Do this: Repeat the listing below in full, exactly as it stands.

[Begin]

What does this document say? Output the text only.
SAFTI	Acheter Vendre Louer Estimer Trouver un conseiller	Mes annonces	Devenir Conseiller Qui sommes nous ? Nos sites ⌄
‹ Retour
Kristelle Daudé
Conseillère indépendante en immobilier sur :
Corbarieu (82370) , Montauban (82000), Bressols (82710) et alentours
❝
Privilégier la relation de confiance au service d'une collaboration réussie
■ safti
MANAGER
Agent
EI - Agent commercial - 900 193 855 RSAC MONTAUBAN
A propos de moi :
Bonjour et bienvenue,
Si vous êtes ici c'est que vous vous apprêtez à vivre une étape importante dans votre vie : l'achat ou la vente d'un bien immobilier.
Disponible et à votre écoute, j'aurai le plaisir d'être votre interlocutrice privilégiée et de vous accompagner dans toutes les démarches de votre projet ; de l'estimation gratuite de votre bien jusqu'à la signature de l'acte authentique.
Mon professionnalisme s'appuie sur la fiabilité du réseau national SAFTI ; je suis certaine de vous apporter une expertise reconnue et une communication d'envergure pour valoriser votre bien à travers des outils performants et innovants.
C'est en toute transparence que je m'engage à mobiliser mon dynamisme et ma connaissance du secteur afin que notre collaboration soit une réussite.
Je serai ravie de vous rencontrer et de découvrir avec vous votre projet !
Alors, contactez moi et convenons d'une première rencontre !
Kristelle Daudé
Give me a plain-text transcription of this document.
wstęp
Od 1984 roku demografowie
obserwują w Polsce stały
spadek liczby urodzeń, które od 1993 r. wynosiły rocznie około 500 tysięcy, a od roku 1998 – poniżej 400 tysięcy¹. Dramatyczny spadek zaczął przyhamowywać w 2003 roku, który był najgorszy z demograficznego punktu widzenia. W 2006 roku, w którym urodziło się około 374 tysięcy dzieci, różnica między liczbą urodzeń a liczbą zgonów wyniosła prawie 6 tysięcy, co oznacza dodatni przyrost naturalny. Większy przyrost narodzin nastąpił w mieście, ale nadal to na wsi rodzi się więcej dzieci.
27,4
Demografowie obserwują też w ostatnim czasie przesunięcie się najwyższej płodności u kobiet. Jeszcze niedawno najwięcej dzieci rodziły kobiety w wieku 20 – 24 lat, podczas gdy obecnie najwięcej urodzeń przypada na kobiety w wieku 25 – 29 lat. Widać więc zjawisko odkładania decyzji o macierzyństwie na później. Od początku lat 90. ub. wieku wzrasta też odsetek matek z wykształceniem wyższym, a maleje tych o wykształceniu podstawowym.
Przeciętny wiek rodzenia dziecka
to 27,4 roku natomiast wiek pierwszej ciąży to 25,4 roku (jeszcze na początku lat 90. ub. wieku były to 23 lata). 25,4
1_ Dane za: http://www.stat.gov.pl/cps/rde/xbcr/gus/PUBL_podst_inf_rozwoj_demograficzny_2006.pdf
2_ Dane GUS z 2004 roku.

[End]

Output:
What does this document say? Output the text only.
SAFTI	Acheter Vendre Louer Estimer Trouver un conseiller	Mes annonces	Devenir Conseiller Qui sommes nous ? Nos sites ⌄
‹ Retour
Kristelle Daudé
Conseillère indépendante en immobilier sur :
Corbarieu (82370) , Montauban (82000), Bressols (82710) et alentours
❝
Privilégier la relation de confiance au service d'une collaboration réussie
■ safti
MANAGER
Agent
EI - Agent commercial - 900 193 855 RSAC MONTAUBAN
A propos de moi :
Bonjour et bienvenue,
Si vous êtes ici c'est que vous vous apprêtez à vivre une étape importante dans votre vie : l'achat ou la vente d'un bien immobilier.
Disponible et à votre écoute, j'aurai le plaisir d'être votre interlocutrice privilégiée et de vous accompagner dans toutes les démarches de votre projet ; de l'estimation gratuite de votre bien jusqu'à la signature de l'acte authentique.
Mon professionnalisme s'appuie sur la fiabilité du réseau national SAFTI ; je suis certaine de vous apporter une expertise reconnue et une communication d'envergure pour valoriser votre bien à travers des outils performants et innovants.
C'est en toute transparence que je m'engage à mobiliser mon dynamisme et ma connaissance du secteur afin que notre collaboration soit une réussite.
Je serai ravie de vous rencontrer et de découvrir avec vous votre projet !
Alors, contactez moi et convenons d'une première rencontre !
Kristelle Daudé
Give me a plain-text transcription of this document.
wstęp
Od 1984 roku demografowie
obserwują w Polsce stały
spadek liczby urodzeń, które od 1993 r. wynosiły rocznie około 500 tysięcy, a od roku 1998 – poniżej 400 tysięcy¹. Dramatyczny spadek zaczął przyhamowywać w 2003 roku, który był najgorszy z demograficznego punktu widzenia. W 2006 roku, w którym urodziło się około 374 tysięcy dzieci, różnica między liczbą urodzeń a liczbą zgonów wyniosła prawie 6 tysięcy, co oznacza dodatni przyrost naturalny. Większy przyrost narodzin nastąpił w mieście, ale nadal to na wsi rodzi się więcej dzieci.
27,4
Demografowie obserwują też w ostatnim czasie przesunięcie się najwyższej płodności u kobiet. Jeszcze niedawno najwięcej dzieci rodziły kobiety w wieku 20 – 24 lat, podczas gdy obecnie najwięcej urodzeń przypada na kobiety w wieku 25 – 29 lat. Widać więc zjawisko odkładania decyzji o macierzyństwie na później. Od początku lat 90. ub. wieku wzrasta też odsetek matek z wykształceniem wyższym, a maleje tych o wykształceniu podstawowym.
Przeciętny wiek rodzenia dziecka
to 27,4 roku natomiast wiek pierwszej ciąży to 25,4 roku (jeszcze na początku lat 90. ub. wieku były to 23 lata). 25,4
1_ Dane za: http://www.stat.gov.pl/cps/rde/xbcr/gus/PUBL_podst_inf_rozwoj_demograficzny_2006.pdf
2_ Dane GUS z 2004 roku.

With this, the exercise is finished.